**OBJECTIVE**
A line counts if it contains the string "επιχειρηματική"; say how many such lines there are, giving only the number.

-- Start MATERIAL PROVIDED --

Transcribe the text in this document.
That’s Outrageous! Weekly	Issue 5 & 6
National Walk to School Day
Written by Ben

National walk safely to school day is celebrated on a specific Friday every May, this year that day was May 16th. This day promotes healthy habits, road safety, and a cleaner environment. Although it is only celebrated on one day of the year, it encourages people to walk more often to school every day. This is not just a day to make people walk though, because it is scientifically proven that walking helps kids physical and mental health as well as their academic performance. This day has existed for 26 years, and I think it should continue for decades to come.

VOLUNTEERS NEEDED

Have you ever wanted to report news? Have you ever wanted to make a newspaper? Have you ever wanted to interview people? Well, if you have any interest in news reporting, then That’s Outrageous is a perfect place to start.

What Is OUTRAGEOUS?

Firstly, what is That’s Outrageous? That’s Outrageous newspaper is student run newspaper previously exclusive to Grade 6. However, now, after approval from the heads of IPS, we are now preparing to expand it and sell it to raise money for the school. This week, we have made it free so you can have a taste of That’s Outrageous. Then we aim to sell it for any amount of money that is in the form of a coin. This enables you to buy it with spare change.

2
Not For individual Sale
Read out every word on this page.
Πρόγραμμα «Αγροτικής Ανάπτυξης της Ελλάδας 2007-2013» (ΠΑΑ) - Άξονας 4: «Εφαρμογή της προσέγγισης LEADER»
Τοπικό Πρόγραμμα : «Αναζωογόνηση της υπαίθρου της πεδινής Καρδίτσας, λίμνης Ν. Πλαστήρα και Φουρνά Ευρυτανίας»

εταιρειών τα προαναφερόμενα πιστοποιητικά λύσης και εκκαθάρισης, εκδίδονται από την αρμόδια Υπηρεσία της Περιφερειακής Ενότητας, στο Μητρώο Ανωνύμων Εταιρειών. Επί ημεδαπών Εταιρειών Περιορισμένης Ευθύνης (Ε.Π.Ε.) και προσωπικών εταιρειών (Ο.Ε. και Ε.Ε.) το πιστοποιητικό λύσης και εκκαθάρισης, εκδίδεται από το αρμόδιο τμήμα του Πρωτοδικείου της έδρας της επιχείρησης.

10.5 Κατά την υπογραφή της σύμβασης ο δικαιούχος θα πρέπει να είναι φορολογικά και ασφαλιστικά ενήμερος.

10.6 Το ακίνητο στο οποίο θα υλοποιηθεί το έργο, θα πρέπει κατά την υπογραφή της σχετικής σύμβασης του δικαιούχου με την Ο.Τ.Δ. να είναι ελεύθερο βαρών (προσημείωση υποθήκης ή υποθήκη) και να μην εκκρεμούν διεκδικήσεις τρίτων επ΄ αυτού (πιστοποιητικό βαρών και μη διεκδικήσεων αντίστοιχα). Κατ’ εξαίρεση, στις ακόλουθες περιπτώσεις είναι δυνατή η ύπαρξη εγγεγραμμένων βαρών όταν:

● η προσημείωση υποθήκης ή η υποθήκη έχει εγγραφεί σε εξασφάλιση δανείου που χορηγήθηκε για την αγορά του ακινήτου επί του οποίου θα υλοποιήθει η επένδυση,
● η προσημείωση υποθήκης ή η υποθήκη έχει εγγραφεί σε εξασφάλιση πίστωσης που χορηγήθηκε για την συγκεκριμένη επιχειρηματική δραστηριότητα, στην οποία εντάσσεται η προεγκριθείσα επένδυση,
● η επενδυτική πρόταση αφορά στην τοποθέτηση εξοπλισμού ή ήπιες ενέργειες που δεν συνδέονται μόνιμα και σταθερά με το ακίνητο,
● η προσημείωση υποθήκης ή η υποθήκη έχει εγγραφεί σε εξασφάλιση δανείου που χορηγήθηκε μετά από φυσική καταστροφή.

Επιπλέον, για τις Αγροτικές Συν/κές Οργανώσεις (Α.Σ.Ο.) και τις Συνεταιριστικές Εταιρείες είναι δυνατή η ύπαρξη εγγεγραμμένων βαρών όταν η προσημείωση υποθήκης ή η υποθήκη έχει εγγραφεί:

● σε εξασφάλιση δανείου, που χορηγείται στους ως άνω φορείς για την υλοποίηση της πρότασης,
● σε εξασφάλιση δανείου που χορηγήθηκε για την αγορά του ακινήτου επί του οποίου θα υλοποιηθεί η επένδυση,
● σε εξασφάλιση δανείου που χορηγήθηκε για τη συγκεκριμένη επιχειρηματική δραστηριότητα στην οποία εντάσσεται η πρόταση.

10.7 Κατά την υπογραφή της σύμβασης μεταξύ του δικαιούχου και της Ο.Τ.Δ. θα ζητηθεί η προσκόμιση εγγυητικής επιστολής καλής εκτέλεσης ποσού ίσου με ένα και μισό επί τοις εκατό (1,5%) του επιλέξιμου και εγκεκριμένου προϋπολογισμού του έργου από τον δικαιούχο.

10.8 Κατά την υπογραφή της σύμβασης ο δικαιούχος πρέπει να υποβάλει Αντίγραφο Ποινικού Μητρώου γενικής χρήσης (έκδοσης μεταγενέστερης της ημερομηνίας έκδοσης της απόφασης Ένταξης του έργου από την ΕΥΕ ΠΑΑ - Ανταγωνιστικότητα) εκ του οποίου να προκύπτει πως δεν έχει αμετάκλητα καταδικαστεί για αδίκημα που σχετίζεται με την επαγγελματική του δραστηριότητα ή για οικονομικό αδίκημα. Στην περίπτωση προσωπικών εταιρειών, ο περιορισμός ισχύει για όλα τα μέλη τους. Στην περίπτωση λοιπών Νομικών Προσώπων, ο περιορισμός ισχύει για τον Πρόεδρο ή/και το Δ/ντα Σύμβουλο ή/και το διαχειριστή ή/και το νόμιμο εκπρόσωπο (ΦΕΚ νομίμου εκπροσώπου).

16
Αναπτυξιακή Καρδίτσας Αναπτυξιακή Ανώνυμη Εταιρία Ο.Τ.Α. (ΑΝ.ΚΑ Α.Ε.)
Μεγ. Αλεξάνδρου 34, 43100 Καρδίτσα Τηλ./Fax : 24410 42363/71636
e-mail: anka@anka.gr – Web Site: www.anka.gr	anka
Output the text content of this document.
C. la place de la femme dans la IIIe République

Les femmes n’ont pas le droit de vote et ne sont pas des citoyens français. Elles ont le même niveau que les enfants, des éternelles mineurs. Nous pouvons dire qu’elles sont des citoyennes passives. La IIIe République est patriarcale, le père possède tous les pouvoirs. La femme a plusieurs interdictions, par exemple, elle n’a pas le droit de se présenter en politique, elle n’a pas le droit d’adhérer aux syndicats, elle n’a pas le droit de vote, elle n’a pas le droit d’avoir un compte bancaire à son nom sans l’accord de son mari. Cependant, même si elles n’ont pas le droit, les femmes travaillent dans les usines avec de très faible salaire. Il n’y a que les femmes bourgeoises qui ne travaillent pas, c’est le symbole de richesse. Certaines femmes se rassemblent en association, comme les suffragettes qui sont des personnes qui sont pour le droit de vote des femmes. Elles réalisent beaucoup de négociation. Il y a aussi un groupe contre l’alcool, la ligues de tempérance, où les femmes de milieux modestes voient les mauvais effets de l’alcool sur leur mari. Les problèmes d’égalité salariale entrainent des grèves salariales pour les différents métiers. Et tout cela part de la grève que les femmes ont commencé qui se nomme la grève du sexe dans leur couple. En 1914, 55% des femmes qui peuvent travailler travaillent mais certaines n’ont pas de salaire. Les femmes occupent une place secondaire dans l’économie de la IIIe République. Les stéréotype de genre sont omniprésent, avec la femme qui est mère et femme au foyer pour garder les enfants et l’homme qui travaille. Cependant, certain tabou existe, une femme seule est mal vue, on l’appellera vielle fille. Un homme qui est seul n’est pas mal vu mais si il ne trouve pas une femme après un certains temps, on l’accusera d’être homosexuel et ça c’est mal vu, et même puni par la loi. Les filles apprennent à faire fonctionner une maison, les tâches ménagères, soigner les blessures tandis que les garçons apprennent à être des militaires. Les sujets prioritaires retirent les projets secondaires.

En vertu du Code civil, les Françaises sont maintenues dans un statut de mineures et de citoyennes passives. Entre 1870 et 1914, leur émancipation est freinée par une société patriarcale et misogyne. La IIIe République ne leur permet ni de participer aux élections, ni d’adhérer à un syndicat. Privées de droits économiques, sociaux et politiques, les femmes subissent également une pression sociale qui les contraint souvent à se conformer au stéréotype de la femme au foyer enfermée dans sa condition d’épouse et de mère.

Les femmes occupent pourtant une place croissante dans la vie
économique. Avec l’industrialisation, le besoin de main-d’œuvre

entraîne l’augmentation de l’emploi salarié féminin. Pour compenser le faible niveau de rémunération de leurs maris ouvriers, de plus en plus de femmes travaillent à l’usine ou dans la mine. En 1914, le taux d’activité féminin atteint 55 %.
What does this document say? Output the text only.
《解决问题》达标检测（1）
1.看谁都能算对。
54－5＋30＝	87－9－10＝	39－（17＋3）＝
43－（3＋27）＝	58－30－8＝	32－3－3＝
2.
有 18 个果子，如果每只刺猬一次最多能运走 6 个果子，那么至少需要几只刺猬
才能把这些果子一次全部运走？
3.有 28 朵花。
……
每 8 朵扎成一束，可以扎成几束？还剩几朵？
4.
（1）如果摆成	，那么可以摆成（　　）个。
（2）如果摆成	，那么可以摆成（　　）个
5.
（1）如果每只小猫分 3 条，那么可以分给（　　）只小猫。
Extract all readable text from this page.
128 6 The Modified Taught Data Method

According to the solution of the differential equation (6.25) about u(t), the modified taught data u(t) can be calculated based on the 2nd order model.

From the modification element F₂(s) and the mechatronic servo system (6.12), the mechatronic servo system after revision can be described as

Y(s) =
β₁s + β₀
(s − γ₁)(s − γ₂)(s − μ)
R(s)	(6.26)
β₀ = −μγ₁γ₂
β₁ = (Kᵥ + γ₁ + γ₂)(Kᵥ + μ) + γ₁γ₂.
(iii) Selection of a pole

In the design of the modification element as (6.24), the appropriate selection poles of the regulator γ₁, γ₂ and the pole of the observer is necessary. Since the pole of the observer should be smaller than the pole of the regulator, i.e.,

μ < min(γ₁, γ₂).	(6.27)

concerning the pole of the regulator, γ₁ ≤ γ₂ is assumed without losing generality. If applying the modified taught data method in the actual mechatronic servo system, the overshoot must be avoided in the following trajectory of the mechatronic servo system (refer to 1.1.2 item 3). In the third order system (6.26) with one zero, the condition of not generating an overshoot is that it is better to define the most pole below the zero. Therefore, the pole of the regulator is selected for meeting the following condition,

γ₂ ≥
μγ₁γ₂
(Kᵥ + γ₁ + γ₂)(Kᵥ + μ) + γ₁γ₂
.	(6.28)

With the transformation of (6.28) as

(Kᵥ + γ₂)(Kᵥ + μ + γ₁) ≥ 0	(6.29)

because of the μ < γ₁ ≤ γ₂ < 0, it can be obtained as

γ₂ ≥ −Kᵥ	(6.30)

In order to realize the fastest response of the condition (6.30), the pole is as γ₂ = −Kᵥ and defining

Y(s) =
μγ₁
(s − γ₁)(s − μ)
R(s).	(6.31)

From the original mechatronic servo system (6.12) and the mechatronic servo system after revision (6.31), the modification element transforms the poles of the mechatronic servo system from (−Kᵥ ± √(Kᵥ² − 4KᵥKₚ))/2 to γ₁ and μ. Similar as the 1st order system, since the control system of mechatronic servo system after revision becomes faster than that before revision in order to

-- End MATERIAL PROVIDED --

**EXPECTED ANSWER**
2